● Materials provided:
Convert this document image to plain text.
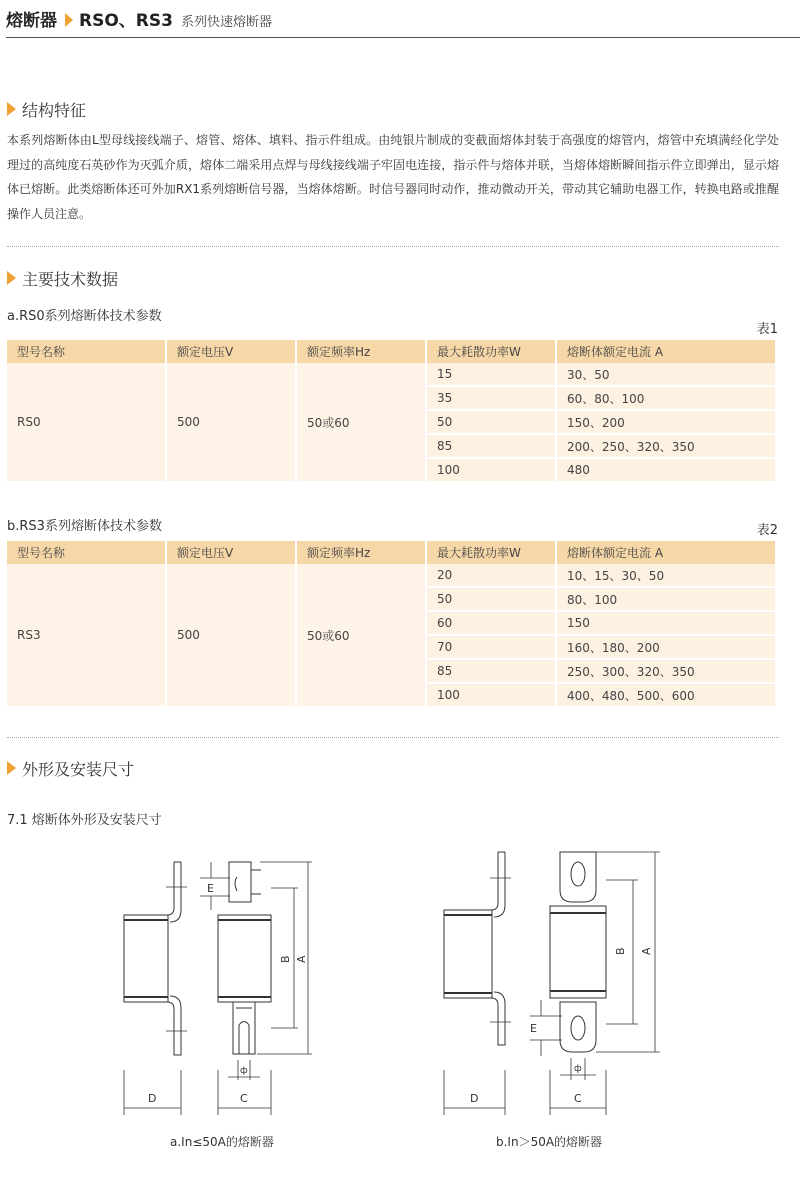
熔断器 RSO、RS3 系列快速熔断器
结构特征
本系列熔断体由L型母线接线端子、熔管、熔体、填料、指示件组成。由纯银片制成的变截面熔体封装于高强度的熔管内，熔管中充填满经化学处理过的高纯度石英砂作为灭弧介质，熔体二端采用点焊与母线接线端子牢固电连接，指示件与熔体并联，当熔体熔断瞬间指示件立即弹出，显示熔体已熔断。此类熔断体还可外加RX1系列熔断信号器，当熔体熔断。时信号器同时动作，推动微动开关，带动其它辅助电器工作，转换电路或推醒操作人员注意。
主要技术数据
a.RS0系列熔断体技术参数
表1
型号名称	额定电压V	额定频率Hz	最大耗散功率W	熔断体额定电流 A
RS0	500	50或60	15	30、50
			35	60、80、100
			50	150、200
			85	200、250、320、350
			100	480
b.RS3系列熔断体技术参数	表2
型号名称	额定电压V	额定频率Hz	最大耗散功率W	熔断体额定电流 A
RS3	500	50或60	20	10、15、30、50
			50	80、100
			60	150
			70	160、180、200
			85	250、300、320、350
			100	400、480、500、600
外形及安装尺寸
7.1 熔断体外形及安装尺寸
E
B A
ф
D	C
E
B A
ф
D	C
a.In≤50A的熔断器	b.In＞50A的熔断器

● What is expected:
Output every entry word for word, but omit the pictures.

● Solution to this problem:
Convert this document image to plain text.
熔断器 RSO、RS3 系列快速熔断器
结构特征
本系列熔断体由L型母线接线端子、熔管、熔体、填料、指示件组成。由纯银片制成的变截面熔体封装于高强度的熔管内，熔管中充填满经化学处理过的高纯度石英砂作为灭弧介质，熔体二端采用点焊与母线接线端子牢固电连接，指示件与熔体并联，当熔体熔断瞬间指示件立即弹出，显示熔体已熔断。此类熔断体还可外加RX1系列熔断信号器，当熔体熔断。时信号器同时动作，推动微动开关，带动其它辅助电器工作，转换电路或推醒操作人员注意。
主要技术数据
a.RS0系列熔断体技术参数
表1
型号名称	额定电压V	额定频率Hz	最大耗散功率W	熔断体额定电流 A
RS0	500	50或60	15	30、50
			35	60、80、100
			50	150、200
			85	200、250、320、350
			100	480
b.RS3系列熔断体技术参数	表2
型号名称	额定电压V	额定频率Hz	最大耗散功率W	熔断体额定电流 A
RS3	500	50或60	20	10、15、30、50
			50	80、100
			60	150
			70	160、180、200
			85	250、300、320、350
			100	400、480、500、600
外形及安装尺寸
7.1 熔断体外形及安装尺寸
E
B A
ф
D	C
E
B A
ф
D	C
a.In≤50A的熔断器	b.In＞50A的熔断器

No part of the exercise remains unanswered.